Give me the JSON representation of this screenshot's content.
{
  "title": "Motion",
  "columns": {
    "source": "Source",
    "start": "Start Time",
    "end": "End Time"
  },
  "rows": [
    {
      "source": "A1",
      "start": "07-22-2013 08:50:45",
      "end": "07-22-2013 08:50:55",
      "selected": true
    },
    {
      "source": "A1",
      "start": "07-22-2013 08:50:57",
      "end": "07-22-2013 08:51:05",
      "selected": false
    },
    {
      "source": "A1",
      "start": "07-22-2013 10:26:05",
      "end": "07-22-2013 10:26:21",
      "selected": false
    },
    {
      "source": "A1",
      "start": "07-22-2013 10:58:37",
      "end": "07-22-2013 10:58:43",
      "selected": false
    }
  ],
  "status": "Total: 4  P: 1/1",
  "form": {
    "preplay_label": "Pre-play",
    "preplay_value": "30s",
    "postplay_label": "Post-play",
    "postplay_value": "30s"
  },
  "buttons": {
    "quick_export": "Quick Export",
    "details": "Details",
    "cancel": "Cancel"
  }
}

######

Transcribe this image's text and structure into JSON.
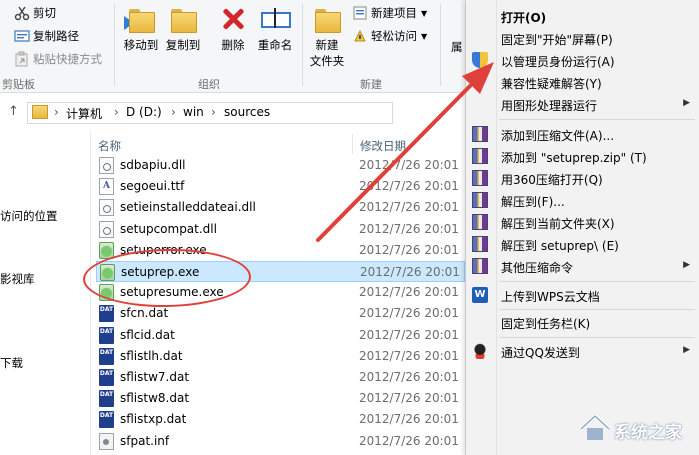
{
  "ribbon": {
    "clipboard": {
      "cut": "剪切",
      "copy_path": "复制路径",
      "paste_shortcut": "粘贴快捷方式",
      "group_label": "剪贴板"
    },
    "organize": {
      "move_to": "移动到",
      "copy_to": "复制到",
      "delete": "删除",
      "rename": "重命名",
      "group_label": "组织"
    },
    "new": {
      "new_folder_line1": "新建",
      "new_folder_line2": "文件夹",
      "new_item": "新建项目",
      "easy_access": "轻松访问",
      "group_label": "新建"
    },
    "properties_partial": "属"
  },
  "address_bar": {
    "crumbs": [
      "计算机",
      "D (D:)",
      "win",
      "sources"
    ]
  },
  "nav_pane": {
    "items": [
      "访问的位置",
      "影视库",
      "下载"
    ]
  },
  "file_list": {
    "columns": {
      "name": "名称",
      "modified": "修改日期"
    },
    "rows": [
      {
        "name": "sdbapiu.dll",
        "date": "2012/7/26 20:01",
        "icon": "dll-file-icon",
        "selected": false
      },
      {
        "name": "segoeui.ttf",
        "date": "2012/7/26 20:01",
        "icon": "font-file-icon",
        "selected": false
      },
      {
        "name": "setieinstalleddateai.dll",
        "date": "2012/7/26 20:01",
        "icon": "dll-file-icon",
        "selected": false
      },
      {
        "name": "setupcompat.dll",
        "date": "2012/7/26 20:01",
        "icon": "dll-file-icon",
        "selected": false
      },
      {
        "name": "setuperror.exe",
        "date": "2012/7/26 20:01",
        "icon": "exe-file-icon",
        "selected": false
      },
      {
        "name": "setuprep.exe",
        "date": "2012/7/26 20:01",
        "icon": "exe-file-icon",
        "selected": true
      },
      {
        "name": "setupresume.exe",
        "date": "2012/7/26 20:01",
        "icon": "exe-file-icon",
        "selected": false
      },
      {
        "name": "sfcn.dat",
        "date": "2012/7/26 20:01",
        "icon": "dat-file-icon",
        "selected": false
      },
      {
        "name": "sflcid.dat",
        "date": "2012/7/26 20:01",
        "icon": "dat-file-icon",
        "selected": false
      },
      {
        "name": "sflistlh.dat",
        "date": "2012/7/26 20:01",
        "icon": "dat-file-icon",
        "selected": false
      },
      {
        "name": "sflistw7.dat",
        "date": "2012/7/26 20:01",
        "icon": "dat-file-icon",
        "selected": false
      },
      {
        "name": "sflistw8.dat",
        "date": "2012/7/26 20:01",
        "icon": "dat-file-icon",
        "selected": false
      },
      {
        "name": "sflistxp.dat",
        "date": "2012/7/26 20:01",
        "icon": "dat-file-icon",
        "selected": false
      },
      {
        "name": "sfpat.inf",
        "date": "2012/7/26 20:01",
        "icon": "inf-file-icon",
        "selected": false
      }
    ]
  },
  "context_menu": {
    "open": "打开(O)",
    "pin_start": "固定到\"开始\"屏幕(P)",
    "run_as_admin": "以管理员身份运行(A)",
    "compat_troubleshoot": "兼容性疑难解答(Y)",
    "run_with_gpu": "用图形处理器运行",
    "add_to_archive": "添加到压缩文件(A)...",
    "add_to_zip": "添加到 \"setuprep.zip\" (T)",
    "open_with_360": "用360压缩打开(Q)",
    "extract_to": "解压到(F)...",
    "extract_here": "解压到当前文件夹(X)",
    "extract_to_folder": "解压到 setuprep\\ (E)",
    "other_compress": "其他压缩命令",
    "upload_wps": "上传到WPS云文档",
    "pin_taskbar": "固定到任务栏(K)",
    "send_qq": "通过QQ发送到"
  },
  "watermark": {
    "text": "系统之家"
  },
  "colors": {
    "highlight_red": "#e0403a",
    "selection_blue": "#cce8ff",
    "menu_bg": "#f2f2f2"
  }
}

######

Your task is to gather every line with the word "JSON" and copy it.

__FINAL RESULT__
Give me the JSON representation of this screenshot's content.
Transcribe this image's text and structure into JSON.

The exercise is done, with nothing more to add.